* What to produce
Give only the number of lines in these records that contain the word "Purpose".

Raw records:
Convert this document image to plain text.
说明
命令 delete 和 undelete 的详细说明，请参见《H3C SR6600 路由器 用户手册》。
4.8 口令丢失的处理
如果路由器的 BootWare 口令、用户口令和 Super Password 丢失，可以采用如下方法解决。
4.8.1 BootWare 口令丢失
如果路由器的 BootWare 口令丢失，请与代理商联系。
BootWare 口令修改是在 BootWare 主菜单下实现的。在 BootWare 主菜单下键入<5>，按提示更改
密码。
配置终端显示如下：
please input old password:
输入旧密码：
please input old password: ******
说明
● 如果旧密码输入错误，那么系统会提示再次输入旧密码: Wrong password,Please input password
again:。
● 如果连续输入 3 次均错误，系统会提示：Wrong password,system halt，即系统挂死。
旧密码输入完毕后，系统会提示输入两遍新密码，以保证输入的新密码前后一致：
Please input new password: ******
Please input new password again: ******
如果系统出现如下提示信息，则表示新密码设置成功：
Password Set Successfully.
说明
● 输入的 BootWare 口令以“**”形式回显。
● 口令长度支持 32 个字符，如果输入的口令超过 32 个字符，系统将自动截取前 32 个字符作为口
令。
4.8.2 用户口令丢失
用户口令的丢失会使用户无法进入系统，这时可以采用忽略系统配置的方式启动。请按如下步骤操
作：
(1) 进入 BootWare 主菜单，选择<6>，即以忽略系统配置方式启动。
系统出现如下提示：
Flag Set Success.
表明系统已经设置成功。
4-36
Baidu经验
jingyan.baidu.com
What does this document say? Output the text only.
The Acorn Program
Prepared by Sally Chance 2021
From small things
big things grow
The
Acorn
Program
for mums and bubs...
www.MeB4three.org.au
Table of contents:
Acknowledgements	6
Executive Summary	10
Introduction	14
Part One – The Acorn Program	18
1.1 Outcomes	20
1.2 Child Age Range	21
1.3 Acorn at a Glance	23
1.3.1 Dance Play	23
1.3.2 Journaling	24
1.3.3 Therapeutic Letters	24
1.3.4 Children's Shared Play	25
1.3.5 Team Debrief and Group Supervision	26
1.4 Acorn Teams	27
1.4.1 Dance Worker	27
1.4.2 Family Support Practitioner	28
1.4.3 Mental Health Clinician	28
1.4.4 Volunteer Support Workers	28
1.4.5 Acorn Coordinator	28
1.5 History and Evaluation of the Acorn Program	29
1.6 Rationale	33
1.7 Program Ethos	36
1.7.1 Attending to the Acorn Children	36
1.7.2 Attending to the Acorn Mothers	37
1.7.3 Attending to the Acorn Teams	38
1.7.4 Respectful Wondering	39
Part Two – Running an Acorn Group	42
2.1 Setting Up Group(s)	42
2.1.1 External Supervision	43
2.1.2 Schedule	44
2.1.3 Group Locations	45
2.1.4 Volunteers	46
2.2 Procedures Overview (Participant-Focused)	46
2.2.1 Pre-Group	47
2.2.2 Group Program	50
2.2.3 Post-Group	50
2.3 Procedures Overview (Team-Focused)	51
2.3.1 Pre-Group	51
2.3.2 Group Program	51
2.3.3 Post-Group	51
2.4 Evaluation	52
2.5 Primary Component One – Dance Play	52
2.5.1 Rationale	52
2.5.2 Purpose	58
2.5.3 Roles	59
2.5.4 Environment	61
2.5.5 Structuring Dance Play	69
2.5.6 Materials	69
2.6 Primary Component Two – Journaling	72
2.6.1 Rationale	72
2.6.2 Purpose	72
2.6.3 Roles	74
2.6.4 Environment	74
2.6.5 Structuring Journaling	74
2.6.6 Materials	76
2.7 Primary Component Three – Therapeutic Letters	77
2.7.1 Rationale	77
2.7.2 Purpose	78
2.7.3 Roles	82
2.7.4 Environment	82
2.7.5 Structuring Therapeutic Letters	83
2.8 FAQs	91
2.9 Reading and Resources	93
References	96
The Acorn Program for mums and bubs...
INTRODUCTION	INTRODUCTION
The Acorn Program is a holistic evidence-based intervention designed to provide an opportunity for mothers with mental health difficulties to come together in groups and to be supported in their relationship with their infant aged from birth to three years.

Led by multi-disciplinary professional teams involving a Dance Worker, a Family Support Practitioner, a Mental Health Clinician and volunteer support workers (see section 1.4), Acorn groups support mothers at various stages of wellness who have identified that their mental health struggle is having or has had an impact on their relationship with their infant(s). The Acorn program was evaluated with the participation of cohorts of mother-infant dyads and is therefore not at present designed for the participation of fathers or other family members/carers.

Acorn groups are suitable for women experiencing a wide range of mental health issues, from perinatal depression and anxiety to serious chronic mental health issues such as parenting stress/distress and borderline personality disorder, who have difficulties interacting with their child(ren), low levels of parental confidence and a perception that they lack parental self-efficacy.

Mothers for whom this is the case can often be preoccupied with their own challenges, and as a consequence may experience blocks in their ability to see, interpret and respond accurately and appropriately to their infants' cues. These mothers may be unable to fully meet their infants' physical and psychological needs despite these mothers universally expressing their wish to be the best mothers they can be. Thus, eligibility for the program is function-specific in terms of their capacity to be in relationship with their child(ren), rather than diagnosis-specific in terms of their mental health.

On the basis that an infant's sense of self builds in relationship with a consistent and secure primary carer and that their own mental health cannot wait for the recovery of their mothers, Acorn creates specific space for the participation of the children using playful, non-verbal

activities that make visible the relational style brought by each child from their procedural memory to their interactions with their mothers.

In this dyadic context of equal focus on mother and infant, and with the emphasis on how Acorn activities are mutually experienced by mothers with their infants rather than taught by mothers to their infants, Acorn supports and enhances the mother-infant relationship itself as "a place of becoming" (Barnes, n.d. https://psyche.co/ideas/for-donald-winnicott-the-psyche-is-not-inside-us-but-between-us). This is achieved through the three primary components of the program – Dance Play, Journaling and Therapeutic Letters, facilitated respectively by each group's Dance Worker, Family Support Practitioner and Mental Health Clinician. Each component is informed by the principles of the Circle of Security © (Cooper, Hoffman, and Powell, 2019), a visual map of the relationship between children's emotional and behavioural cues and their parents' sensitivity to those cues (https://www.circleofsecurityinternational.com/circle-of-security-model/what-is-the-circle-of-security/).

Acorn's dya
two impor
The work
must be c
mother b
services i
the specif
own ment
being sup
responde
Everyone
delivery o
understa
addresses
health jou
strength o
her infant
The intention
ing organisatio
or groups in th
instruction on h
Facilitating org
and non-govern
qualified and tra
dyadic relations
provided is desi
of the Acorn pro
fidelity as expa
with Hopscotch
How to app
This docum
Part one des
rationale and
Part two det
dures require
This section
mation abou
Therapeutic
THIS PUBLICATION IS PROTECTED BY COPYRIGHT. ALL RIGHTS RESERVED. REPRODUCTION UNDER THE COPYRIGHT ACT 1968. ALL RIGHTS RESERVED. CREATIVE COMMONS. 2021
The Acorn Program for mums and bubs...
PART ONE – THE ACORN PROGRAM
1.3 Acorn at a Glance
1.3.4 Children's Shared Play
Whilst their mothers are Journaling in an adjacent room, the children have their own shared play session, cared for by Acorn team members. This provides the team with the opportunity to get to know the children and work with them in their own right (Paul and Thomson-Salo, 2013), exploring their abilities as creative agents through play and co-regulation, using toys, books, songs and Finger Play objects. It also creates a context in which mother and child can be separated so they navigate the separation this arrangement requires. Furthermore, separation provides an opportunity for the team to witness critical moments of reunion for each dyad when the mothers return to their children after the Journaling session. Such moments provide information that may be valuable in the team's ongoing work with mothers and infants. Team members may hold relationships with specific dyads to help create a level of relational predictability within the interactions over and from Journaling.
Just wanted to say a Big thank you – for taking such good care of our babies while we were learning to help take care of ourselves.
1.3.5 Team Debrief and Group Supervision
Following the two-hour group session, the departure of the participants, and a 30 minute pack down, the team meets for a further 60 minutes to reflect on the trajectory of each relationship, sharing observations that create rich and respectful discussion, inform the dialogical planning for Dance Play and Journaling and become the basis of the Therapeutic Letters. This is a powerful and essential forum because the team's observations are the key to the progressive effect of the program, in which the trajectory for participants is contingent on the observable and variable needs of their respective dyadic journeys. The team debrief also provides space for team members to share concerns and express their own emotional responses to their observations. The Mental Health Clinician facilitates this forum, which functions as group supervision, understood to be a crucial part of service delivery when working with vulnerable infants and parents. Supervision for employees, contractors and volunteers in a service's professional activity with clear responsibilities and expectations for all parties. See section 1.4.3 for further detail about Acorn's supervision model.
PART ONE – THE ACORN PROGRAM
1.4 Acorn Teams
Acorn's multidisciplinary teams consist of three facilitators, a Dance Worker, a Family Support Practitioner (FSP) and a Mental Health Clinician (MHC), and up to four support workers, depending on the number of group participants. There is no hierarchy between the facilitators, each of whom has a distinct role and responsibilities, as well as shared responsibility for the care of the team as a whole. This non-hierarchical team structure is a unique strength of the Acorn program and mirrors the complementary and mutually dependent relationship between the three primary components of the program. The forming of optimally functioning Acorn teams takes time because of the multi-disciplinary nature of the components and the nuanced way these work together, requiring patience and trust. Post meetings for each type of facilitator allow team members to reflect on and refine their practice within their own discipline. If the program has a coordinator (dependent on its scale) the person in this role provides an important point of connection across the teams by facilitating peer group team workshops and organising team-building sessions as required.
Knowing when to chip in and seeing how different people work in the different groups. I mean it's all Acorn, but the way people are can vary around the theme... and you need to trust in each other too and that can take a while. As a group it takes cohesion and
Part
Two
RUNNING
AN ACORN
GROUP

* Task answer
3